# [Stated exercise]
Transcribe the listing exactly, leaving out every picture.

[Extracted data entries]
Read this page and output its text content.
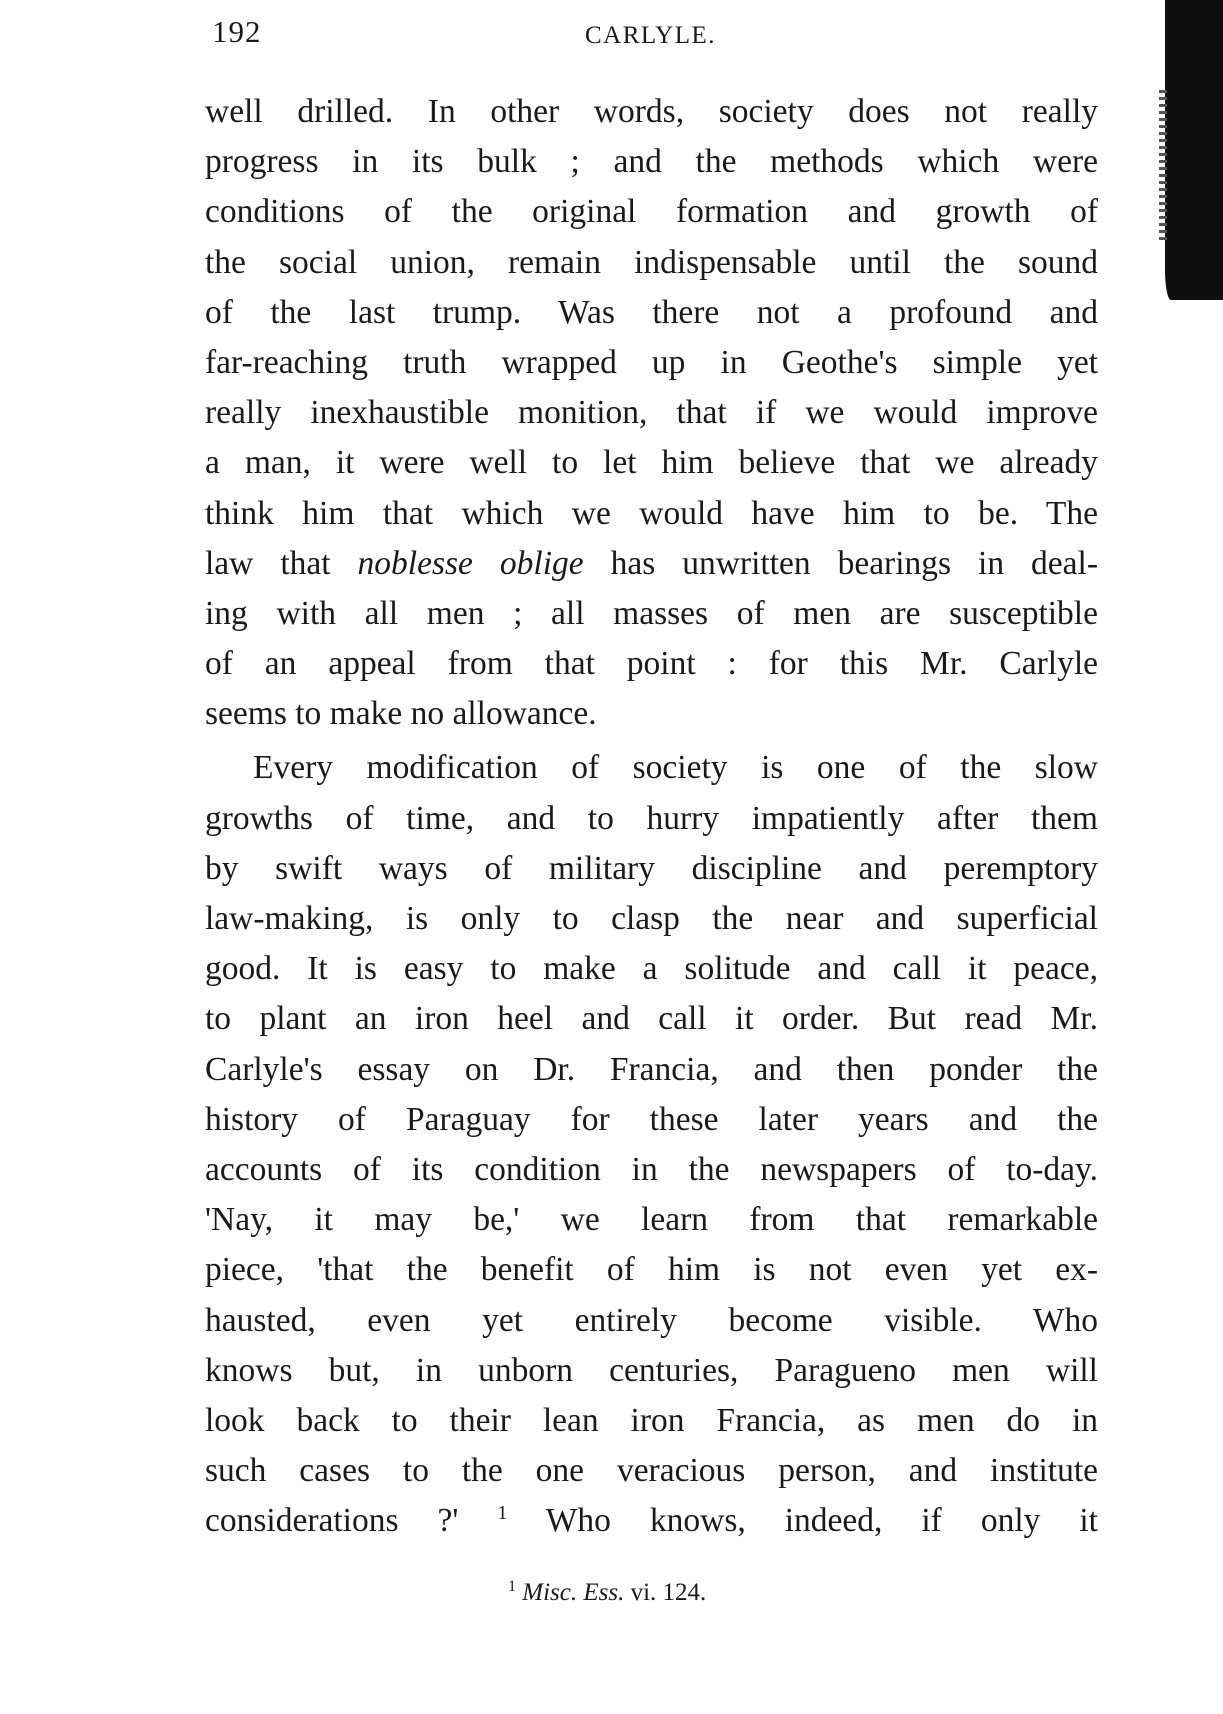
192	CARLYLE.
well drilled. In other words, society does not really
progress in its bulk ; and the methods which were
conditions of the original formation and growth of
the social union, remain indispensable until the sound
of the last trump. Was there not a profound and
far-reaching truth wrapped up in Geothe's simple yet
really inexhaustible monition, that if we would improve
a man, it were well to let him believe that we already
think him that which we would have him to be. The
law that noblesse oblige has unwritten bearings in deal-
ing with all men ; all masses of men are susceptible
of an appeal from that point : for this Mr. Carlyle
seems to make no allowance.
Every modification of society is one of the slow
growths of time, and to hurry impatiently after them
by swift ways of military discipline and peremptory
law-making, is only to clasp the near and superficial
good. It is easy to make a solitude and call it peace,
to plant an iron heel and call it order. But read Mr.
Carlyle's essay on Dr. Francia, and then ponder the
history of Paraguay for these later years and the
accounts of its condition in the newspapers of to-day.
'Nay, it may be,' we learn from that remarkable
piece, 'that the benefit of him is not even yet ex-
hausted, even yet entirely become visible. Who
knows but, in unborn centuries, Paragueno men will
look back to their lean iron Francia, as men do in
such cases to the one veracious person, and institute
considerations ?' $^1$ Who knows, indeed, if only it
$^1$ Misc. Ess. vi. 124.
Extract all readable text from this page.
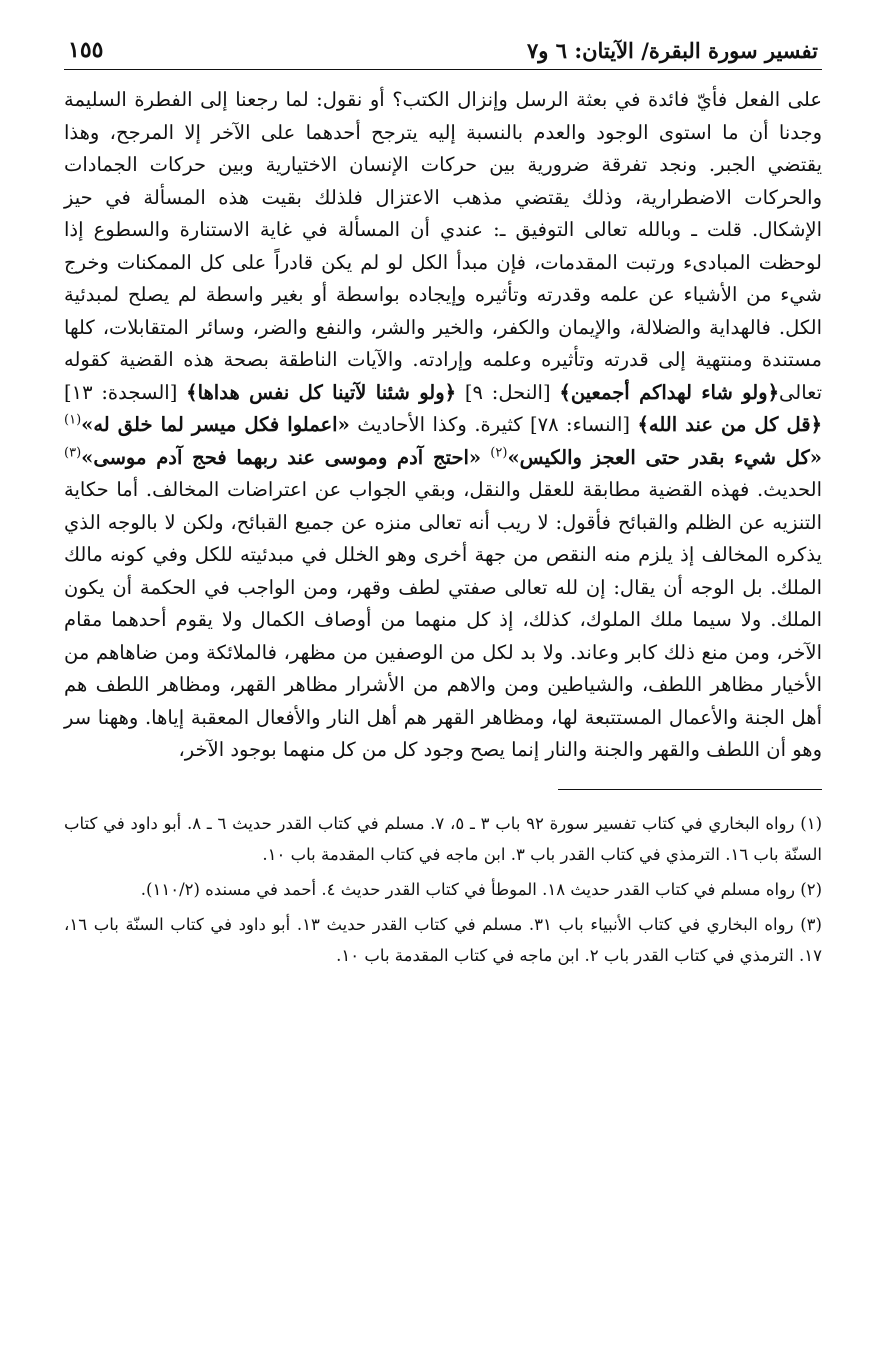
تفسير سورة البقرة/ الآيتان: ٦ و٧
١٥٥

على الفعل فأيّ فائدة في بعثة الرسل وإنزال الكتب؟ أو نقول: لما رجعنا إلى الفطرة السليمة وجدنا أن ما استوى الوجود والعدم بالنسبة إليه يترجح أحدهما على الآخر إلا المرجح، وهذا يقتضي الجبر. ونجد تفرقة ضرورية بين حركات الإنسان الاختيارية وبين حركات الجمادات والحركات الاضطرارية، وذلك يقتضي مذهب الاعتزال فلذلك بقيت هذه المسألة في حيز الإشكال. قلت ـ وبالله تعالى التوفيق ـ: عندي أن المسألة في غاية الاستنارة والسطوع إذا لوحظت المبادىء ورتبت المقدمات، فإن مبدأ الكل لو لم يكن قادراً على كل الممكنات وخرج شيء من الأشياء عن علمه وقدرته وتأثيره وإيجاده بواسطة أو بغير واسطة لم يصلح لمبدئية الكل. فالهداية والضلالة، والإيمان والكفر، والخير والشر، والنفع والضر، وسائر المتقابلات، كلها مستندة ومنتهية إلى قدرته وتأثيره وعلمه وإرادته. والآيات الناطقة بصحة هذه القضية كقوله تعالى﴿ولو شاء لهداكم أجمعين﴾ [النحل: ٩] ﴿ولو شئنا لآتينا كل نفس هداها﴾ [السجدة: ١٣] ﴿قل كل من عند الله﴾ [النساء: ٧٨] كثيرة. وكذا الأحاديث «اعملوا فكل ميسر لما خلق له»$^{(١)}$ «كل شيء بقدر حتى العجز والكيس»$^{(٢)}$ «احتج آدم وموسى عند ربهما فحج آدم موسى»$^{(٣)}$ الحديث. فهذه القضية مطابقة للعقل والنقل، وبقي الجواب عن اعتراضات المخالف. أما حكاية التنزيه عن الظلم والقبائح فأقول: لا ريب أنه تعالى منزه عن جميع القبائح، ولكن لا بالوجه الذي يذكره المخالف إذ يلزم منه النقص من جهة أخرى وهو الخلل في مبدئيته للكل وفي كونه مالك الملك. بل الوجه أن يقال: إن لله تعالى صفتي لطف وقهر، ومن الواجب في الحكمة أن يكون الملك. ولا سيما ملك الملوك، كذلك، إذ كل منهما من أوصاف الكمال ولا يقوم أحدهما مقام الآخر، ومن منع ذلك كابر وعاند. ولا بد لكل من الوصفين من مظهر، فالملائكة ومن ضاهاهم من الأخيار مظاهر اللطف، والشياطين ومن والاهم من الأشرار مظاهر القهر، ومظاهر اللطف هم أهل الجنة والأعمال المستتبعة لها، ومظاهر القهر هم أهل النار والأفعال المعقبة إياها. وههنا سر وهو أن اللطف والقهر والجنة والنار إنما يصح وجود كل من كل منهما بوجود الآخر،

(١) رواه البخاري في كتاب تفسير سورة ٩٢ باب ٣ ـ ٥، ٧. مسلم في كتاب القدر حديث ٦ ـ ٨. أبو داود في كتاب السنّة باب ١٦. الترمذي في كتاب القدر باب ٣. ابن ماجه في كتاب المقدمة باب ١٠.

(٢) رواه مسلم في كتاب القدر حديث ١٨. الموطأ في كتاب القدر حديث ٤. أحمد في مسنده (١١٠/٢).

(٣) رواه البخاري في كتاب الأنبياء باب ٣١. مسلم في كتاب القدر حديث ١٣. أبو داود في كتاب السنّة باب ١٦، ١٧. الترمذي في كتاب القدر باب ٢. ابن ماجه في كتاب المقدمة باب ١٠.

# [Task result]
Read this page and output its text content.
192	CARLYLE.
well drilled. In other words, society does not really
progress in its bulk ; and the methods which were
conditions of the original formation and growth of
the social union, remain indispensable until the sound
of the last trump. Was there not a profound and
far-reaching truth wrapped up in Geothe's simple yet
really inexhaustible monition, that if we would improve
a man, it were well to let him believe that we already
think him that which we would have him to be. The
law that noblesse oblige has unwritten bearings in deal-
ing with all men ; all masses of men are susceptible
of an appeal from that point : for this Mr. Carlyle
seems to make no allowance.
Every modification of society is one of the slow
growths of time, and to hurry impatiently after them
by swift ways of military discipline and peremptory
law-making, is only to clasp the near and superficial
good. It is easy to make a solitude and call it peace,
to plant an iron heel and call it order. But read Mr.
Carlyle's essay on Dr. Francia, and then ponder the
history of Paraguay for these later years and the
accounts of its condition in the newspapers of to-day.
'Nay, it may be,' we learn from that remarkable
piece, 'that the benefit of him is not even yet ex-
hausted, even yet entirely become visible. Who
knows but, in unborn centuries, Paragueno men will
look back to their lean iron Francia, as men do in
such cases to the one veracious person, and institute
considerations ?' $^1$ Who knows, indeed, if only it
$^1$ Misc. Ess. vi. 124.
Extract all readable text from this page.
تفسير سورة البقرة/ الآيتان: ٦ و٧
١٥٥

على الفعل فأيّ فائدة في بعثة الرسل وإنزال الكتب؟ أو نقول: لما رجعنا إلى الفطرة السليمة وجدنا أن ما استوى الوجود والعدم بالنسبة إليه يترجح أحدهما على الآخر إلا المرجح، وهذا يقتضي الجبر. ونجد تفرقة ضرورية بين حركات الإنسان الاختيارية وبين حركات الجمادات والحركات الاضطرارية، وذلك يقتضي مذهب الاعتزال فلذلك بقيت هذه المسألة في حيز الإشكال. قلت ـ وبالله تعالى التوفيق ـ: عندي أن المسألة في غاية الاستنارة والسطوع إذا لوحظت المبادىء ورتبت المقدمات، فإن مبدأ الكل لو لم يكن قادراً على كل الممكنات وخرج شيء من الأشياء عن علمه وقدرته وتأثيره وإيجاده بواسطة أو بغير واسطة لم يصلح لمبدئية الكل. فالهداية والضلالة، والإيمان والكفر، والخير والشر، والنفع والضر، وسائر المتقابلات، كلها مستندة ومنتهية إلى قدرته وتأثيره وعلمه وإرادته. والآيات الناطقة بصحة هذه القضية كقوله تعالى﴿ولو شاء لهداكم أجمعين﴾ [النحل: ٩] ﴿ولو شئنا لآتينا كل نفس هداها﴾ [السجدة: ١٣] ﴿قل كل من عند الله﴾ [النساء: ٧٨] كثيرة. وكذا الأحاديث «اعملوا فكل ميسر لما خلق له»$^{(١)}$ «كل شيء بقدر حتى العجز والكيس»$^{(٢)}$ «احتج آدم وموسى عند ربهما فحج آدم موسى»$^{(٣)}$ الحديث. فهذه القضية مطابقة للعقل والنقل، وبقي الجواب عن اعتراضات المخالف. أما حكاية التنزيه عن الظلم والقبائح فأقول: لا ريب أنه تعالى منزه عن جميع القبائح، ولكن لا بالوجه الذي يذكره المخالف إذ يلزم منه النقص من جهة أخرى وهو الخلل في مبدئيته للكل وفي كونه مالك الملك. بل الوجه أن يقال: إن لله تعالى صفتي لطف وقهر، ومن الواجب في الحكمة أن يكون الملك. ولا سيما ملك الملوك، كذلك، إذ كل منهما من أوصاف الكمال ولا يقوم أحدهما مقام الآخر، ومن منع ذلك كابر وعاند. ولا بد لكل من الوصفين من مظهر، فالملائكة ومن ضاهاهم من الأخيار مظاهر اللطف، والشياطين ومن والاهم من الأشرار مظاهر القهر، ومظاهر اللطف هم أهل الجنة والأعمال المستتبعة لها، ومظاهر القهر هم أهل النار والأفعال المعقبة إياها. وههنا سر وهو أن اللطف والقهر والجنة والنار إنما يصح وجود كل من كل منهما بوجود الآخر،

(١) رواه البخاري في كتاب تفسير سورة ٩٢ باب ٣ ـ ٥، ٧. مسلم في كتاب القدر حديث ٦ ـ ٨. أبو داود في كتاب السنّة باب ١٦. الترمذي في كتاب القدر باب ٣. ابن ماجه في كتاب المقدمة باب ١٠.

(٢) رواه مسلم في كتاب القدر حديث ١٨. الموطأ في كتاب القدر حديث ٤. أحمد في مسنده (١١٠/٢).

(٣) رواه البخاري في كتاب الأنبياء باب ٣١. مسلم في كتاب القدر حديث ١٣. أبو داود في كتاب السنّة باب ١٦، ١٧. الترمذي في كتاب القدر باب ٢. ابن ماجه في كتاب المقدمة باب ١٠.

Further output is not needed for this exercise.